──────── Input rows

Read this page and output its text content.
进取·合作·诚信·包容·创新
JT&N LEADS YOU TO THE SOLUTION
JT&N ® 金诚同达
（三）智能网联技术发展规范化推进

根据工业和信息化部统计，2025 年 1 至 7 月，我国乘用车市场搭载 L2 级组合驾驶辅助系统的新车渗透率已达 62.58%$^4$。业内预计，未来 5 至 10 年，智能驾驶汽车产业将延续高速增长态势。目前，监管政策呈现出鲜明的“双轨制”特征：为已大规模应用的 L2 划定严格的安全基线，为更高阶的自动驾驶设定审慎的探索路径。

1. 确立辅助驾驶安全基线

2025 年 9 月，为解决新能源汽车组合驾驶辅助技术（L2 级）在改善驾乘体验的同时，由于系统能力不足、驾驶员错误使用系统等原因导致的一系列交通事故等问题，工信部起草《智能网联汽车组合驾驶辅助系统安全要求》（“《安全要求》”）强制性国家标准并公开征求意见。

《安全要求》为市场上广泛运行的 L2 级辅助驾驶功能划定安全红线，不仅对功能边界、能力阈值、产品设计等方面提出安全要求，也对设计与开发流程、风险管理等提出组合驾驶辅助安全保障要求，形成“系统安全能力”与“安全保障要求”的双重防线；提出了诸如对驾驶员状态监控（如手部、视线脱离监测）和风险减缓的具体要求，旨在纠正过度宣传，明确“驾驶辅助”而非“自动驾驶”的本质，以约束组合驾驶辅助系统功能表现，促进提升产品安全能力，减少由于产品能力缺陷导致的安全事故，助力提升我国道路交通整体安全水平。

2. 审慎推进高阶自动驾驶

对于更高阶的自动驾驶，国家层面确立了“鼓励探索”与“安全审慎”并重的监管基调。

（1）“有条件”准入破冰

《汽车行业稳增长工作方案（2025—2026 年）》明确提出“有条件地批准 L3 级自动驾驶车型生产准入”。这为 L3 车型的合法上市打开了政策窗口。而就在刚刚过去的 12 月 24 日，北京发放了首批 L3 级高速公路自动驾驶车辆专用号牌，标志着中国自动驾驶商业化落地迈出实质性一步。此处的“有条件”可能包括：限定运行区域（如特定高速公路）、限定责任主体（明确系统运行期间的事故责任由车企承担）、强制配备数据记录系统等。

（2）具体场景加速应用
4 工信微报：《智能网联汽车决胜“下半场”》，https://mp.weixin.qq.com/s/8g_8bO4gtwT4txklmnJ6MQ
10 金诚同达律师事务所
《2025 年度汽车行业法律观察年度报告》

────────────────

• **Work to complete**:
Select, from the listing, all lines that include the word "安全要求".

• **Worked solution**:
2025 年 9 月，为解决新能源汽车组合驾驶辅助技术（L2 级）在改善驾乘体验的同时，由于系统能力不足、驾驶员错误使用系统等原因导致的一系列交通事故等问题，工信部起草《智能网联汽车组合驾驶辅助系统安全要求》（“《安全要求》”）强制性国家标准并公开征求意见。
《安全要求》为市场上广泛运行的 L2 级辅助驾驶功能划定安全红线，不仅对功能边界、能力阈值、产品设计等方面提出安全要求，也对设计与开发流程、风险管理等提出组合驾驶辅助安全保障要求，形成“系统安全能力”与“安全保障要求”的双重防线；提出了诸如对驾驶员状态监控（如手部、视线脱离监测）和风险减缓的具体要求，旨在纠正过度宣传，明确“驾驶辅助”而非“自动驾驶”的本质，以约束组合驾驶辅助系统功能表现，促进提升产品安全能力，减少由于产品能力缺陷导致的安全事故，助力提升我国道路交通整体安全水平。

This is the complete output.